* [YOUR GOAL]:
Quote all lines below exactly. Images stay out.

* [SOURCE DATA]:
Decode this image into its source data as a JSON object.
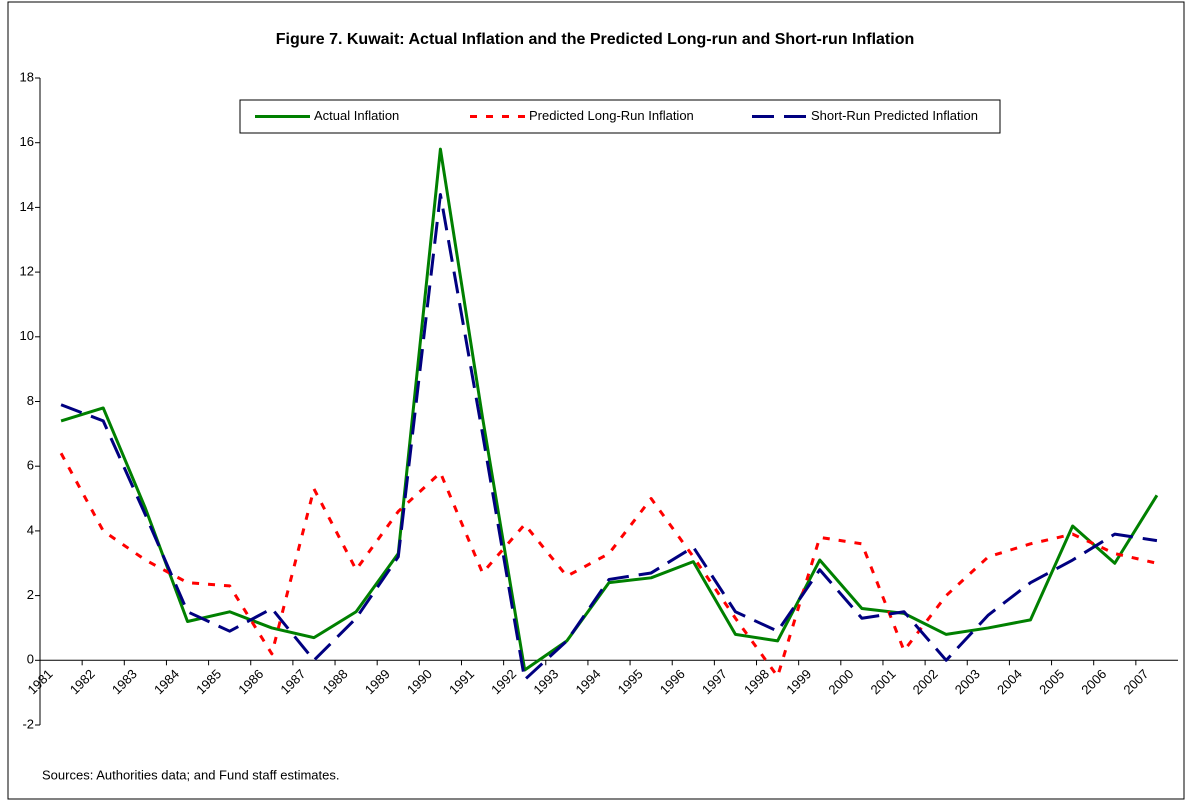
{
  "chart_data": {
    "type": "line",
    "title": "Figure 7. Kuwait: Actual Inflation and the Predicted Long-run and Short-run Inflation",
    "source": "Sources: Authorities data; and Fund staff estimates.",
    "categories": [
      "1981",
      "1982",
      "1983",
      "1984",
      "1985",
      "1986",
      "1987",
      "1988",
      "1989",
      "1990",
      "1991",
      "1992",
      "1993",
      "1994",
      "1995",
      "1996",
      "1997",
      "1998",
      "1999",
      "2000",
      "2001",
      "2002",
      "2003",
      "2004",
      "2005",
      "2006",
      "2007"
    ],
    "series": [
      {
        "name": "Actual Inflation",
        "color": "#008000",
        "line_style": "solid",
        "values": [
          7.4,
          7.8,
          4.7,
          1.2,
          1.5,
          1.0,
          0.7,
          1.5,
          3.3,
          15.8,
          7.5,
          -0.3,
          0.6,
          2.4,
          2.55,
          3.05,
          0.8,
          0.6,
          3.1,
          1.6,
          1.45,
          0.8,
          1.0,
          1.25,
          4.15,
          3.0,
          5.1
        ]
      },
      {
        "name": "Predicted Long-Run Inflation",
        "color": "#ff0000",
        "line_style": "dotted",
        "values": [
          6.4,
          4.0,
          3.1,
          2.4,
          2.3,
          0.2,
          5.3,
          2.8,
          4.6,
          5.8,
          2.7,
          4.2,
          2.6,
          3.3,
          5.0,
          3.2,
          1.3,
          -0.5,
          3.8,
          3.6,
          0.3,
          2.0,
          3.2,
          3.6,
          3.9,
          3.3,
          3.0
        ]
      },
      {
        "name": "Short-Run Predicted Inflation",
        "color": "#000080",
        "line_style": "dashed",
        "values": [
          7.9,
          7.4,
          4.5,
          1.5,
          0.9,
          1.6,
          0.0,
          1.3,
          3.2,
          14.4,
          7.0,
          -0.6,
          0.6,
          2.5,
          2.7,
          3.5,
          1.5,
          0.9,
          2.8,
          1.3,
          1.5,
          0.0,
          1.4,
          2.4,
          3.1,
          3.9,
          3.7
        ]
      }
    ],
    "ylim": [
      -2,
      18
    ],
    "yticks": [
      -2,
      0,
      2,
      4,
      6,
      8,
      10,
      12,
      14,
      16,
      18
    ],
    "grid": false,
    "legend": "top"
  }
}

* [FINAL ANSWER]:
Decode this image into its source data as a JSON object.
{
  "chart_data": {
    "type": "line",
    "title": "Figure 7. Kuwait: Actual Inflation and the Predicted Long-run and Short-run Inflation",
    "source": "Sources: Authorities data; and Fund staff estimates.",
    "categories": [
      "1981",
      "1982",
      "1983",
      "1984",
      "1985",
      "1986",
      "1987",
      "1988",
      "1989",
      "1990",
      "1991",
      "1992",
      "1993",
      "1994",
      "1995",
      "1996",
      "1997",
      "1998",
      "1999",
      "2000",
      "2001",
      "2002",
      "2003",
      "2004",
      "2005",
      "2006",
      "2007"
    ],
    "series": [
      {
        "name": "Actual Inflation",
        "color": "#008000",
        "line_style": "solid",
        "values": [
          7.4,
          7.8,
          4.7,
          1.2,
          1.5,
          1.0,
          0.7,
          1.5,
          3.3,
          15.8,
          7.5,
          -0.3,
          0.6,
          2.4,
          2.55,
          3.05,
          0.8,
          0.6,
          3.1,
          1.6,
          1.45,
          0.8,
          1.0,
          1.25,
          4.15,
          3.0,
          5.1
        ]
      },
      {
        "name": "Predicted Long-Run Inflation",
        "color": "#ff0000",
        "line_style": "dotted",
        "values": [
          6.4,
          4.0,
          3.1,
          2.4,
          2.3,
          0.2,
          5.3,
          2.8,
          4.6,
          5.8,
          2.7,
          4.2,
          2.6,
          3.3,
          5.0,
          3.2,
          1.3,
          -0.5,
          3.8,
          3.6,
          0.3,
          2.0,
          3.2,
          3.6,
          3.9,
          3.3,
          3.0
        ]
      },
      {
        "name": "Short-Run Predicted Inflation",
        "color": "#000080",
        "line_style": "dashed",
        "values": [
          7.9,
          7.4,
          4.5,
          1.5,
          0.9,
          1.6,
          0.0,
          1.3,
          3.2,
          14.4,
          7.0,
          -0.6,
          0.6,
          2.5,
          2.7,
          3.5,
          1.5,
          0.9,
          2.8,
          1.3,
          1.5,
          0.0,
          1.4,
          2.4,
          3.1,
          3.9,
          3.7
        ]
      }
    ],
    "ylim": [
      -2,
      18
    ],
    "yticks": [
      -2,
      0,
      2,
      4,
      6,
      8,
      10,
      12,
      14,
      16,
      18
    ],
    "grid": false,
    "legend": "top"
  }
}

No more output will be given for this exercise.